» TO DO: Copy the data that follows exactly. Include no pictures.

— START STORED ROWS —

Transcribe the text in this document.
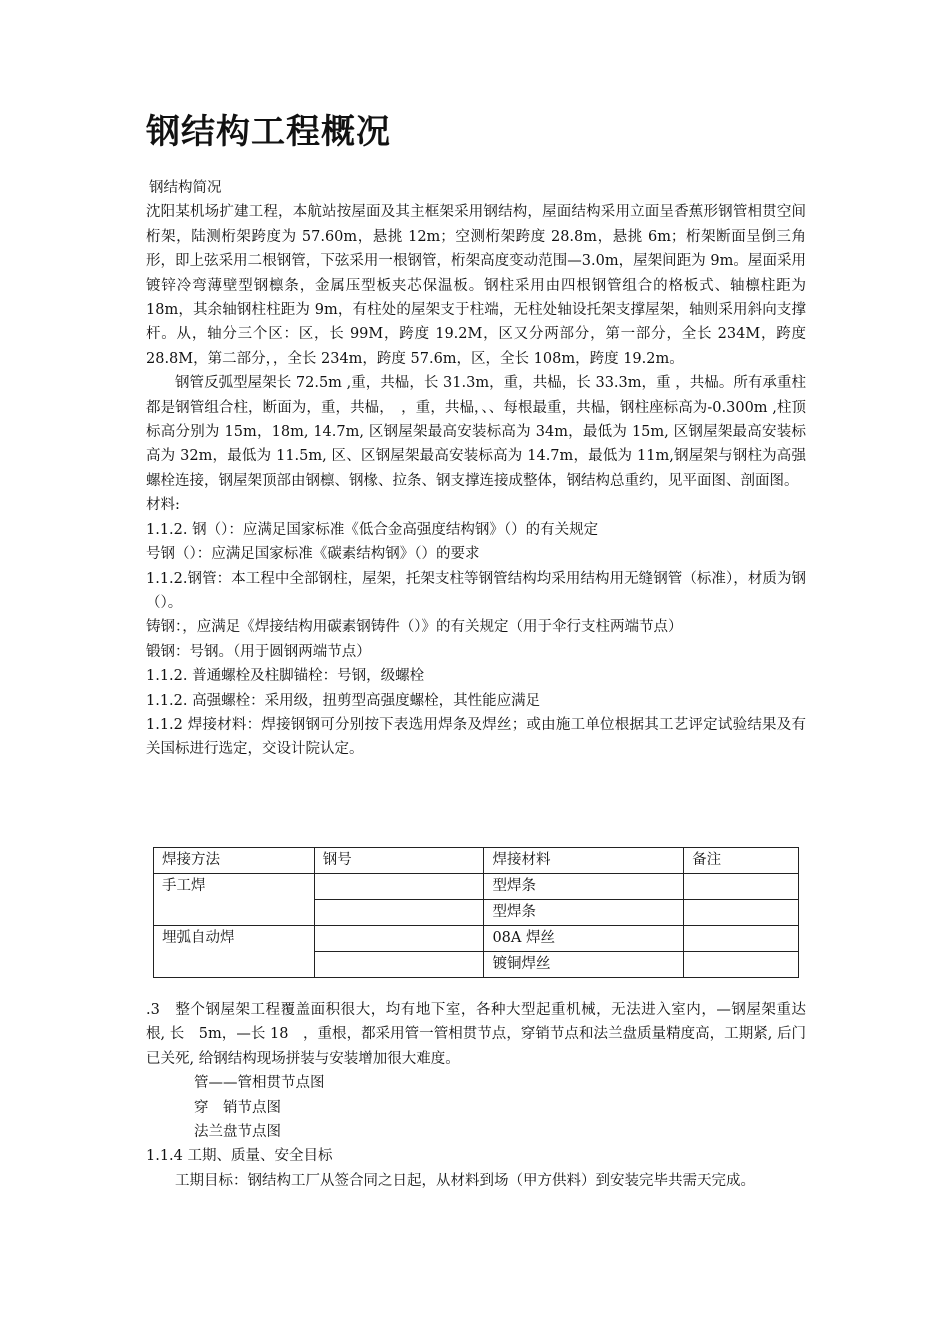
钢结构工程概况

钢结构简况

沈阳某机场扩建工程，本航站按屋面及其主框架采用钢结构，屋面结构采用立面呈香蕉形钢管相贯空间桁架，陆测桁架跨度为 57.60m，悬挑 12m；空测桁架跨度 28.8m，悬挑 6m；桁架断面呈倒三角形，即上弦采用二根钢管，下弦采用一根钢管，桁架高度变动范围—3.0m，屋架间距为 9m。屋面采用镀锌冷弯薄壁型钢檩条，金属压型板夹芯保温板。钢柱采用由四根钢管组合的格板式、轴檩柱距为 18m，其余轴钢柱柱距为 9m，有柱处的屋架支于柱端，无柱处轴设托架支撑屋架，轴则采用斜向支撑杆。从，轴分三个区：区，长 99M，跨度 19.2M，区又分两部分，第一部分，全长 234M，跨度 28.8M，第二部分，，全长 234m，跨度 57.6m，区，全长 108m，跨度 19.2m。

钢管反弧型屋架长 72.5m ,重，共榀，长 31.3m，重，共榀，长 33.3m，重 ，共榀。所有承重柱都是钢管组合柱，断面为，重，共榀，　，重，共榀，、、每根最重，共榀，钢柱座标高为-0.300m ,柱顶标高分别为 15m，18m, 14.7m, 区钢屋架最高安装标高为 34m，最低为 15m, 区钢屋架最高安装标高为 32m，最低为 11.5m, 区、区钢屋架最高安装标高为 14.7m，最低为 11m,钢屋架与钢柱为高强螺栓连接，钢屋架顶部由钢檩、钢椽、拉条、钢支撑连接成整体，钢结构总重约，见平面图、剖面图。

材料:

1.1.2. 钢（）：应满足国家标准《低合金高强度结构钢》（）的有关规定

号钢（）：应满足国家标准《碳素结构钢》（）的要求

1.1.2.钢管：本工程中全部钢柱，屋架，托架支柱等钢管结构均采用结构用无缝钢管（标准），材质为钢（）。

铸钢：，应满足《焊接结构用碳素钢铸件（）》的有关规定（用于伞行支柱两端节点）

锻钢：号钢。（用于圆钢两端节点）

1.1.2. 普通螺栓及柱脚锚栓：号钢，级螺栓

1.1.2. 高强螺栓：采用级，扭剪型高强度螺栓，其性能应满足

1.1.2 焊接材料：焊接钢钢可分别按下表选用焊条及焊丝；或由施工单位根据其工艺评定试验结果及有关国标进行选定，交设计院认定。

焊接方法	钢号	焊接材料	备注
手工焊		型焊条	
		型焊条	
埋弧自动焊		08A 焊丝	
		镀铜焊丝	

.3　整个钢屋架工程覆盖面积很大，均有地下室，各种大型起重机械，无法进入室内，—钢屋架重达　根, 长　5m，—长 18　，重根，都采用管一管相贯节点，穿销节点和法兰盘质量精度高，工期紧, 后门已关死, 给钢结构现场拼装与安装增加很大难度。

管——管相贯节点图

穿　销节点图

法兰盘节点图

1.1.4 工期、质量、安全目标

工期目标：钢结构工厂从签合同之日起，从材料到场（甲方供料）到安装完毕共需天完成。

— END STORED ROWS —

» EXERCISE ANSWER:
Transcribe the text in this document.
钢结构工程概况

钢结构简况

沈阳某机场扩建工程，本航站按屋面及其主框架采用钢结构，屋面结构采用立面呈香蕉形钢管相贯空间桁架，陆测桁架跨度为 57.60m，悬挑 12m；空测桁架跨度 28.8m，悬挑 6m；桁架断面呈倒三角形，即上弦采用二根钢管，下弦采用一根钢管，桁架高度变动范围—3.0m，屋架间距为 9m。屋面采用镀锌冷弯薄壁型钢檩条，金属压型板夹芯保温板。钢柱采用由四根钢管组合的格板式、轴檩柱距为 18m，其余轴钢柱柱距为 9m，有柱处的屋架支于柱端，无柱处轴设托架支撑屋架，轴则采用斜向支撑杆。从，轴分三个区：区，长 99M，跨度 19.2M，区又分两部分，第一部分，全长 234M，跨度 28.8M，第二部分，，全长 234m，跨度 57.6m，区，全长 108m，跨度 19.2m。

钢管反弧型屋架长 72.5m ,重，共榀，长 31.3m，重，共榀，长 33.3m，重 ，共榀。所有承重柱都是钢管组合柱，断面为，重，共榀，　，重，共榀，、、每根最重，共榀，钢柱座标高为-0.300m ,柱顶标高分别为 15m，18m, 14.7m, 区钢屋架最高安装标高为 34m，最低为 15m, 区钢屋架最高安装标高为 32m，最低为 11.5m, 区、区钢屋架最高安装标高为 14.7m，最低为 11m,钢屋架与钢柱为高强螺栓连接，钢屋架顶部由钢檩、钢椽、拉条、钢支撑连接成整体，钢结构总重约，见平面图、剖面图。

材料:

1.1.2. 钢（）：应满足国家标准《低合金高强度结构钢》（）的有关规定

号钢（）：应满足国家标准《碳素结构钢》（）的要求

1.1.2.钢管：本工程中全部钢柱，屋架，托架支柱等钢管结构均采用结构用无缝钢管（标准），材质为钢（）。

铸钢：，应满足《焊接结构用碳素钢铸件（）》的有关规定（用于伞行支柱两端节点）

锻钢：号钢。（用于圆钢两端节点）

1.1.2. 普通螺栓及柱脚锚栓：号钢，级螺栓

1.1.2. 高强螺栓：采用级，扭剪型高强度螺栓，其性能应满足

1.1.2 焊接材料：焊接钢钢可分别按下表选用焊条及焊丝；或由施工单位根据其工艺评定试验结果及有关国标进行选定，交设计院认定。

焊接方法	钢号	焊接材料	备注
手工焊		型焊条	
		型焊条	
埋弧自动焊		08A 焊丝	
		镀铜焊丝	

.3　整个钢屋架工程覆盖面积很大，均有地下室，各种大型起重机械，无法进入室内，—钢屋架重达　根, 长　5m，—长 18　，重根，都采用管一管相贯节点，穿销节点和法兰盘质量精度高，工期紧, 后门已关死, 给钢结构现场拼装与安装增加很大难度。

管——管相贯节点图

穿　销节点图

法兰盘节点图

1.1.4 工期、质量、安全目标

工期目标：钢结构工厂从签合同之日起，从材料到场（甲方供料）到安装完毕共需天完成。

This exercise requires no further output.